Dataset records:
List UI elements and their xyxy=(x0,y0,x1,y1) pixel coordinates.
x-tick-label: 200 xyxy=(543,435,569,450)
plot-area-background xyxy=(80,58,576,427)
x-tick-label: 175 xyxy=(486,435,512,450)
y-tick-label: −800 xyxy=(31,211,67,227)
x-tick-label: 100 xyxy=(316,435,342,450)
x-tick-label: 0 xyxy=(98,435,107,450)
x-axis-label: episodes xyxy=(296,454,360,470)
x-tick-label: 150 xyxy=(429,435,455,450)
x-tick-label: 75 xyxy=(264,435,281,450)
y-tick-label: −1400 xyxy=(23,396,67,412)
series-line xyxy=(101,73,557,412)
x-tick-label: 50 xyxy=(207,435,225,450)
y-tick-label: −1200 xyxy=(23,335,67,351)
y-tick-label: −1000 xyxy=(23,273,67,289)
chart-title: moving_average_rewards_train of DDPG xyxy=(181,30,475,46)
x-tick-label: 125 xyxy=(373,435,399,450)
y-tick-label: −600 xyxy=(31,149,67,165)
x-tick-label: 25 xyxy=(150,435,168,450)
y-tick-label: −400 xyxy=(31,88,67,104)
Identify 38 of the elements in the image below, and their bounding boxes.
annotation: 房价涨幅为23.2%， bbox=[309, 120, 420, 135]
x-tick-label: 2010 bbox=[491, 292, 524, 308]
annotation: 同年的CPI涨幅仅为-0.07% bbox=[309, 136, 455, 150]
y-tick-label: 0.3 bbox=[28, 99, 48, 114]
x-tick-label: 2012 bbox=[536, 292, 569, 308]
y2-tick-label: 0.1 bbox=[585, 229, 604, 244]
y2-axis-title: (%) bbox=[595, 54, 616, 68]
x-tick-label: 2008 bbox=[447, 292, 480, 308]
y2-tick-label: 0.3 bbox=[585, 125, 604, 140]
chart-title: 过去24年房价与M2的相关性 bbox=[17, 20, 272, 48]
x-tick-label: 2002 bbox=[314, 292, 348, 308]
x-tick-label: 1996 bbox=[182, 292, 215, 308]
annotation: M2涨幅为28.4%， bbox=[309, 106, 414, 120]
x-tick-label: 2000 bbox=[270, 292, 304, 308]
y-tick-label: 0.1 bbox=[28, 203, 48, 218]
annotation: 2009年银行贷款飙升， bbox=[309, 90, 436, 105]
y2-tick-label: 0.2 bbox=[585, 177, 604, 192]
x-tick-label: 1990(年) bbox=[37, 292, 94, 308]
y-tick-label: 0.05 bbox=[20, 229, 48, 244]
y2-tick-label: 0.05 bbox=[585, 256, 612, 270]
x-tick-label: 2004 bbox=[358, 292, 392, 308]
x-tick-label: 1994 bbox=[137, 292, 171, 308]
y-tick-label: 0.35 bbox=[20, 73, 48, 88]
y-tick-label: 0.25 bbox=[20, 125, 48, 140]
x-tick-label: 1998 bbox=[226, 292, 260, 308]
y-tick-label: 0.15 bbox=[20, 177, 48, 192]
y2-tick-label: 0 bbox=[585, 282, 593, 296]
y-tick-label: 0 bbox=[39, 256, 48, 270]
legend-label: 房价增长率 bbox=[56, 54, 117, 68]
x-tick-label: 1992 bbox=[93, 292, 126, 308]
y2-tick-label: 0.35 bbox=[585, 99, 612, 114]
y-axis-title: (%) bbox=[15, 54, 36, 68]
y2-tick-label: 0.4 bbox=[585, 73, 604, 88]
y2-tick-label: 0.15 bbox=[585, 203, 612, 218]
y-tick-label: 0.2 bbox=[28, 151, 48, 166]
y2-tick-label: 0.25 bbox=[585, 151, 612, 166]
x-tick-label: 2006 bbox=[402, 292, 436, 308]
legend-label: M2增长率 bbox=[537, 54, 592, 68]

Short task: Copy all of the lines above word for word, keeping them in the same order.

Correct answer:
List UI elements and their xyxy=(x0,y0,x1,y1) pixel coordinates.
x-tick-label: 200 xyxy=(543,435,569,450)
plot-area-background xyxy=(80,58,576,427)
x-tick-label: 175 xyxy=(486,435,512,450)
y-tick-label: −800 xyxy=(31,211,67,227)
x-tick-label: 100 xyxy=(316,435,342,450)
x-tick-label: 0 xyxy=(98,435,107,450)
x-axis-label: episodes xyxy=(296,454,360,470)
x-tick-label: 150 xyxy=(429,435,455,450)
x-tick-label: 75 xyxy=(264,435,281,450)
y-tick-label: −1400 xyxy=(23,396,67,412)
series-line xyxy=(101,73,557,412)
x-tick-label: 50 xyxy=(207,435,225,450)
y-tick-label: −1200 xyxy=(23,335,67,351)
y-tick-label: −1000 xyxy=(23,273,67,289)
chart-title: moving_average_rewards_train of DDPG xyxy=(181,30,475,46)
x-tick-label: 125 xyxy=(373,435,399,450)
y-tick-label: −600 xyxy=(31,149,67,165)
x-tick-label: 25 xyxy=(150,435,168,450)
y-tick-label: −400 xyxy=(31,88,67,104)
Identify 38 of the elements in the image below, and their bounding boxes.
annotation: 房价涨幅为23.2%， bbox=[309, 120, 420, 135]
x-tick-label: 2010 bbox=[491, 292, 524, 308]
annotation: 同年的CPI涨幅仅为-0.07% bbox=[309, 136, 455, 150]
y-tick-label: 0.3 bbox=[28, 99, 48, 114]
x-tick-label: 2012 bbox=[536, 292, 569, 308]
y2-tick-label: 0.1 bbox=[585, 229, 604, 244]
y2-axis-title: (%) bbox=[595, 54, 616, 68]
x-tick-label: 2008 bbox=[447, 292, 480, 308]
y2-tick-label: 0.3 bbox=[585, 125, 604, 140]
chart-title: 过去24年房价与M2的相关性 bbox=[17, 20, 272, 48]
x-tick-label: 2002 bbox=[314, 292, 348, 308]
x-tick-label: 1996 bbox=[182, 292, 215, 308]
annotation: M2涨幅为28.4%， bbox=[309, 106, 414, 120]
x-tick-label: 2000 bbox=[270, 292, 304, 308]
y-tick-label: 0.1 bbox=[28, 203, 48, 218]
annotation: 2009年银行贷款飙升， bbox=[309, 90, 436, 105]
y2-tick-label: 0.2 bbox=[585, 177, 604, 192]
x-tick-label: 1990(年) bbox=[37, 292, 94, 308]
y-tick-label: 0.05 bbox=[20, 229, 48, 244]
y2-tick-label: 0.05 bbox=[585, 256, 612, 270]
x-tick-label: 2004 bbox=[358, 292, 392, 308]
x-tick-label: 1994 bbox=[137, 292, 171, 308]
y-tick-label: 0.35 bbox=[20, 73, 48, 88]
y-tick-label: 0.25 bbox=[20, 125, 48, 140]
x-tick-label: 1998 bbox=[226, 292, 260, 308]
y-tick-label: 0.15 bbox=[20, 177, 48, 192]
y2-tick-label: 0 bbox=[585, 282, 593, 296]
y-tick-label: 0 bbox=[39, 256, 48, 270]
legend-label: 房价增长率 bbox=[56, 54, 117, 68]
x-tick-label: 1992 bbox=[93, 292, 126, 308]
y2-tick-label: 0.35 bbox=[585, 99, 612, 114]
y-axis-title: (%) bbox=[15, 54, 36, 68]
y2-tick-label: 0.4 bbox=[585, 73, 604, 88]
y2-tick-label: 0.15 bbox=[585, 203, 612, 218]
y-tick-label: 0.2 bbox=[28, 151, 48, 166]
y2-tick-label: 0.25 bbox=[585, 151, 612, 166]
x-tick-label: 2006 bbox=[402, 292, 436, 308]
legend-label: M2增长率 bbox=[537, 54, 592, 68]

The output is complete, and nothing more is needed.